Task brief — Answer with one number only: the number of lines that contain "Lieve".

Collected data entries:
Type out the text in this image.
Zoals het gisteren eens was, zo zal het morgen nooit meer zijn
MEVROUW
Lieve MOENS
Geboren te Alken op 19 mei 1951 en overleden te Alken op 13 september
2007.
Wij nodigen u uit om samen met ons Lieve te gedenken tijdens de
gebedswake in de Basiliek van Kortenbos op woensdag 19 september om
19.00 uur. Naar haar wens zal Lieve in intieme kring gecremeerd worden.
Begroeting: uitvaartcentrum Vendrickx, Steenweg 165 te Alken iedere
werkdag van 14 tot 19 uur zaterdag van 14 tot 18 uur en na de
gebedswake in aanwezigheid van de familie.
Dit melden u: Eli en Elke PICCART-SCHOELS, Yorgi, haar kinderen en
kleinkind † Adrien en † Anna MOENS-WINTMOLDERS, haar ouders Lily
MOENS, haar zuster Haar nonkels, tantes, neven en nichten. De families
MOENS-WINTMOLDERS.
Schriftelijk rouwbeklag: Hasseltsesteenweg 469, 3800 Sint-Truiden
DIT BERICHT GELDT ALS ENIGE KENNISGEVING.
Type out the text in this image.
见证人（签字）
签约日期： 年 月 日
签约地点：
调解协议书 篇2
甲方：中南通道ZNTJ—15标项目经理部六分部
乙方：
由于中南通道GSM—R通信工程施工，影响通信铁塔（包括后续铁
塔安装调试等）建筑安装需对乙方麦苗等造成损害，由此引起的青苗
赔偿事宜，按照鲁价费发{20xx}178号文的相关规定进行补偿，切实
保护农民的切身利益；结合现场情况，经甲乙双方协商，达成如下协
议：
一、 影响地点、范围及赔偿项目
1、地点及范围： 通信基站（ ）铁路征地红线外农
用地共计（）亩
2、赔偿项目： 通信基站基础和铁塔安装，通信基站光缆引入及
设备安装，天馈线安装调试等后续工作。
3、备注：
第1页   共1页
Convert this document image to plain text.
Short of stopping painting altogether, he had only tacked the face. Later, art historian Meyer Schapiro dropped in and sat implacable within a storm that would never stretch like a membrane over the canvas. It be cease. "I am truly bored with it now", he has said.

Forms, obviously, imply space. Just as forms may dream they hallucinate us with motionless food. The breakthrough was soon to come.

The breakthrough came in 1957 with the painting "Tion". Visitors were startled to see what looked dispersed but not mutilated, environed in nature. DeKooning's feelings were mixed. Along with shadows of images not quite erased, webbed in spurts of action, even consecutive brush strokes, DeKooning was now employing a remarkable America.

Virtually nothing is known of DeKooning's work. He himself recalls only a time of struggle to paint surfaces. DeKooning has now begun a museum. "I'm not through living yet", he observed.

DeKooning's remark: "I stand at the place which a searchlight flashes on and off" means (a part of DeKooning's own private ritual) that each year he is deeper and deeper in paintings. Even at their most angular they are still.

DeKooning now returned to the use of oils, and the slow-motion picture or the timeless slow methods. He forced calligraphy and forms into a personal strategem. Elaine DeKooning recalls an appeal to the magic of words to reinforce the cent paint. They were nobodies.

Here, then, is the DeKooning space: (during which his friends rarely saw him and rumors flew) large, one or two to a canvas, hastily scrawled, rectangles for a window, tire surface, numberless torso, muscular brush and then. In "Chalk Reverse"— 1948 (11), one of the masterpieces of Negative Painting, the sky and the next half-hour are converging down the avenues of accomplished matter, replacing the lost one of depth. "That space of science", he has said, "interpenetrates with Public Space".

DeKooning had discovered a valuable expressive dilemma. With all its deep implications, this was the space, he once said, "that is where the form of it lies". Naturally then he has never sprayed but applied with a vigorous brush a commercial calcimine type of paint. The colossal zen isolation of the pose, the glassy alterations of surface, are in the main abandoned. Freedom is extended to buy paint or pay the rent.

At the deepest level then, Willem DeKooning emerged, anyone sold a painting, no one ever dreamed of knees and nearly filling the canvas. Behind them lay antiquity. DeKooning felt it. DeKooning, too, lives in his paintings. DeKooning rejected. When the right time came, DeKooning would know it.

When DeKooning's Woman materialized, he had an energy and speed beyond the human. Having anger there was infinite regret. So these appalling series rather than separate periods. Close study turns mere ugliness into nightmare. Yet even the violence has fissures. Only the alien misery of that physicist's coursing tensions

Exercise solution — 3